# [Input for this task]
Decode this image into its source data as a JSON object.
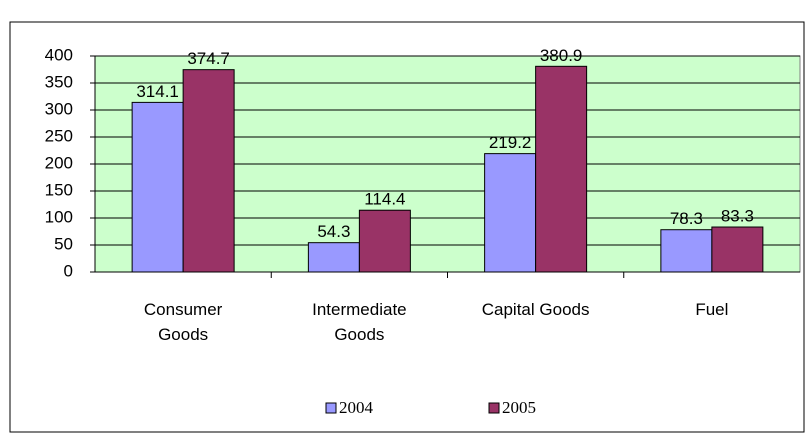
{
  "chart_data": {
    "type": "bar",
    "categories": [
      "Consumer Goods",
      "Intermediate Goods",
      "Capital Goods",
      "Fuel"
    ],
    "series": [
      {
        "name": "2004",
        "color": "#9999ff",
        "values": [
          314.1,
          54.3,
          219.2,
          78.3
        ]
      },
      {
        "name": "2005",
        "color": "#993366",
        "values": [
          374.7,
          114.4,
          380.9,
          83.3
        ]
      }
    ],
    "ylim": [
      0,
      400
    ],
    "yticks": [
      0,
      50,
      100,
      150,
      200,
      250,
      300,
      350,
      400
    ],
    "grid": true,
    "legend": "bottom"
  }
}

# [The exercise]
Restate every record exactly, please; do not copy the pictures.

# [The solution]
Decode this image into its source data as a JSON object.
{
  "chart_data": {
    "type": "bar",
    "categories": [
      "Consumer Goods",
      "Intermediate Goods",
      "Capital Goods",
      "Fuel"
    ],
    "series": [
      {
        "name": "2004",
        "color": "#9999ff",
        "values": [
          314.1,
          54.3,
          219.2,
          78.3
        ]
      },
      {
        "name": "2005",
        "color": "#993366",
        "values": [
          374.7,
          114.4,
          380.9,
          83.3
        ]
      }
    ],
    "ylim": [
      0,
      400
    ],
    "yticks": [
      0,
      50,
      100,
      150,
      200,
      250,
      300,
      350,
      400
    ],
    "grid": true,
    "legend": "bottom"
  }
}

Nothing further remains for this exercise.